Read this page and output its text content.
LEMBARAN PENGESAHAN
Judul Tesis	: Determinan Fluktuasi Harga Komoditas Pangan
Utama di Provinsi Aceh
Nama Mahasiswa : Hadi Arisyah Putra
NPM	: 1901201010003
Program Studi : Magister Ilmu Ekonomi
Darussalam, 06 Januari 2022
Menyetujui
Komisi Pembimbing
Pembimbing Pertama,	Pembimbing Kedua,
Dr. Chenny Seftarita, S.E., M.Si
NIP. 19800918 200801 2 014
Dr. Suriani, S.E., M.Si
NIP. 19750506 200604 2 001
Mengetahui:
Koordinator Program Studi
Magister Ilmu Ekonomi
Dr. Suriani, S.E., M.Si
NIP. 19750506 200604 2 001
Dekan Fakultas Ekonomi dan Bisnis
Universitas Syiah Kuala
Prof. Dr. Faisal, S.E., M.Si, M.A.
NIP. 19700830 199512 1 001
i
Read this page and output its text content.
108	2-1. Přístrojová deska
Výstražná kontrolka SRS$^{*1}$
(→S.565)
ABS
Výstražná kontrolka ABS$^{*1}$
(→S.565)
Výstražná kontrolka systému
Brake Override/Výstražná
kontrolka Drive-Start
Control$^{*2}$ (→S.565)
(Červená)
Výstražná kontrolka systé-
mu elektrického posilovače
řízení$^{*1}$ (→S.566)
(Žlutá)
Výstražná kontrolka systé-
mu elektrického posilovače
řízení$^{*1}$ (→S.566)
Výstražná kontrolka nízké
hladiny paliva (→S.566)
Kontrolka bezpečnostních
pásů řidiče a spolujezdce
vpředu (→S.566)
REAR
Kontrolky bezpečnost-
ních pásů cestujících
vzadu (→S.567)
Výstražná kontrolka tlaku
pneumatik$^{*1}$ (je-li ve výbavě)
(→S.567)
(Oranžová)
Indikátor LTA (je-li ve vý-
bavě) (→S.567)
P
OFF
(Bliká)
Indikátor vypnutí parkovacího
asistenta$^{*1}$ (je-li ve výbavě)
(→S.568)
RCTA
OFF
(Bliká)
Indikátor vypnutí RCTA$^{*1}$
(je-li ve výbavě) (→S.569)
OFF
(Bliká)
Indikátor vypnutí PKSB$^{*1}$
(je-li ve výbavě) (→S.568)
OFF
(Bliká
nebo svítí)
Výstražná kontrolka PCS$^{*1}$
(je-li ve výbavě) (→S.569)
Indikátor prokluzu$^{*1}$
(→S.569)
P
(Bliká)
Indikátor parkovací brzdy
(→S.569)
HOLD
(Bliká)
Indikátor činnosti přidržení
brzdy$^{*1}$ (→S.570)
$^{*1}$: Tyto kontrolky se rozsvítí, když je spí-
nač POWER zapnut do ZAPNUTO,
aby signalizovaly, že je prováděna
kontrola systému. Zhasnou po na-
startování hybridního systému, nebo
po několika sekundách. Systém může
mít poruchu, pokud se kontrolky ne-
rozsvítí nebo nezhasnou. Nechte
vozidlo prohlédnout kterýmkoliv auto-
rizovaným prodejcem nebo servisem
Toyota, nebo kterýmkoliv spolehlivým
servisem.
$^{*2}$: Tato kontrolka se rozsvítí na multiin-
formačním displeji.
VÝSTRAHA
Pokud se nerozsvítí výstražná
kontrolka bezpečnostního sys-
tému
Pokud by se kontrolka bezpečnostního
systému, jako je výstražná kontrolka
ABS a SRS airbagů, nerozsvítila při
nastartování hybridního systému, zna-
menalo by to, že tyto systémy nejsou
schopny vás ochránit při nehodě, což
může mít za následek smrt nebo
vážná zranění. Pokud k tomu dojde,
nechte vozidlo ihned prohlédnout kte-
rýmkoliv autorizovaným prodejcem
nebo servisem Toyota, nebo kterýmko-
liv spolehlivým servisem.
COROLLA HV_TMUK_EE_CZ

--- --- ---

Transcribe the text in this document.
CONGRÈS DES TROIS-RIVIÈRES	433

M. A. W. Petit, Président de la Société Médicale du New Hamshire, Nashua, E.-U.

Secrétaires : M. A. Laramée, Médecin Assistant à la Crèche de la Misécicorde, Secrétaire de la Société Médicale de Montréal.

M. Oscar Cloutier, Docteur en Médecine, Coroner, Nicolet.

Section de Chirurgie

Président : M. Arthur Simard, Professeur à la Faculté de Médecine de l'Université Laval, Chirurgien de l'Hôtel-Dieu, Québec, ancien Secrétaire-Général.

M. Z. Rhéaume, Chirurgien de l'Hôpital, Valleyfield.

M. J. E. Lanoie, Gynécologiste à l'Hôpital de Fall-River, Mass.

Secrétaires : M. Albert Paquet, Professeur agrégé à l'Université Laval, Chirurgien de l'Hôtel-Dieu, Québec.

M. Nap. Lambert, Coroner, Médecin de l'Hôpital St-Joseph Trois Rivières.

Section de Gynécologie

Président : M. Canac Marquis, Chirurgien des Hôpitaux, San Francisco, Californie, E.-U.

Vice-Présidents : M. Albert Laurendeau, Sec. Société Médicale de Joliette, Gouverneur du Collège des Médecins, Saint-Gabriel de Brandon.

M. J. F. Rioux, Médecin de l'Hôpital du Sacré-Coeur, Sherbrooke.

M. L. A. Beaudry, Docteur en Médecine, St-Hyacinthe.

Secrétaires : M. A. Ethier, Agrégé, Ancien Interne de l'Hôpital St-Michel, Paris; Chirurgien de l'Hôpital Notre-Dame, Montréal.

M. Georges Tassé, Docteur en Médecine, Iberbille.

--- --- ---

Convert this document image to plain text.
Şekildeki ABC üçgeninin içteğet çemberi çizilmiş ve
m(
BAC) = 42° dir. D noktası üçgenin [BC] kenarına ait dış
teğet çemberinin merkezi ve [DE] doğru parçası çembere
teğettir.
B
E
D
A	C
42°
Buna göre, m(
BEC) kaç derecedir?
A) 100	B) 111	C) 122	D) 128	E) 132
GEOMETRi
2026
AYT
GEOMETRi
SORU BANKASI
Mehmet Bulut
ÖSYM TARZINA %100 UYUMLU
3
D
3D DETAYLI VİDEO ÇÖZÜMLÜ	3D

--- --- ---

> Work required
Collect the lines that hold "Hôtel".

> Response below
Président : M. Arthur Simard, Professeur à la Faculté de Médecine de l'Université Laval, Chirurgien de l'Hôtel-Dieu, Québec, ancien Secrétaire-Général.
Secrétaires : M. Albert Paquet, Professeur agrégé à l'Université Laval, Chirurgien de l'Hôtel-Dieu, Québec.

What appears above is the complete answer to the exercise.